Data excerpts:
■ ■ ■

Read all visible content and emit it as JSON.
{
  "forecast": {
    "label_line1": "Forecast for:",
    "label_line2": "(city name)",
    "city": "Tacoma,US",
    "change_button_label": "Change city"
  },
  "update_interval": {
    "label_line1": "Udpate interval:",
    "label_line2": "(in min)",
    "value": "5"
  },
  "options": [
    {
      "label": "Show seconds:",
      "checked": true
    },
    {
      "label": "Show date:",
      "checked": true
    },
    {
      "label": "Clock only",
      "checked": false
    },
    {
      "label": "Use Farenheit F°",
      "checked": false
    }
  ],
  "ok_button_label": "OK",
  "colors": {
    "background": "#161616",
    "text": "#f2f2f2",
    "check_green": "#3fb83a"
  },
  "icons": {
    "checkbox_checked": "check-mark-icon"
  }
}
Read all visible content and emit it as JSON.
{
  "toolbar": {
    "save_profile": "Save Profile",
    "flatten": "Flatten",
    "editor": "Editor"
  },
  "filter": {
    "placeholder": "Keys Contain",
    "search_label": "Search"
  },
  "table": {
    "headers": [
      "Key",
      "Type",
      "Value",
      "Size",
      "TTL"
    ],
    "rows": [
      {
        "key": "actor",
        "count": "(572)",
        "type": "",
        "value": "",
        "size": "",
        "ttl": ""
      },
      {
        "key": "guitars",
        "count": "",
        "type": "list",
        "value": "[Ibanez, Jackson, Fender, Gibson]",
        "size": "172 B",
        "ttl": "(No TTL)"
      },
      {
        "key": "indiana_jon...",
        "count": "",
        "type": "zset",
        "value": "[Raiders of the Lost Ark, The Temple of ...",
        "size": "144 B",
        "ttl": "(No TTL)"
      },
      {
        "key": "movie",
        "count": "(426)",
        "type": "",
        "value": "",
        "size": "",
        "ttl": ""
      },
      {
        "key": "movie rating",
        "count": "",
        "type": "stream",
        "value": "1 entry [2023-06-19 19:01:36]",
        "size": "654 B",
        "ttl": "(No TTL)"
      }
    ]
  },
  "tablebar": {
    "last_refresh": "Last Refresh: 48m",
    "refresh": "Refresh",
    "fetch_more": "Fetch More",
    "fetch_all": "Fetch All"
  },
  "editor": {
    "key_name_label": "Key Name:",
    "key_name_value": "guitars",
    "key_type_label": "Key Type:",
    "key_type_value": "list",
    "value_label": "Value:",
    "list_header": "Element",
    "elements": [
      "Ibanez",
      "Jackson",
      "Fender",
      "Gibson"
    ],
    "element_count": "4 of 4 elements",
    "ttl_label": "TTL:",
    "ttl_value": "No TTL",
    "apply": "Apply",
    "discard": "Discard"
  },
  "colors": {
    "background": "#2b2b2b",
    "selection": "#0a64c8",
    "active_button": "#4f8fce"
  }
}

■ ■ ■

WHAT YOU HAVE TO DO: Copy every line of the listing that includes the string "elements".

RESULT:
    "elements": [
    "element_count": "4 of 4 elements",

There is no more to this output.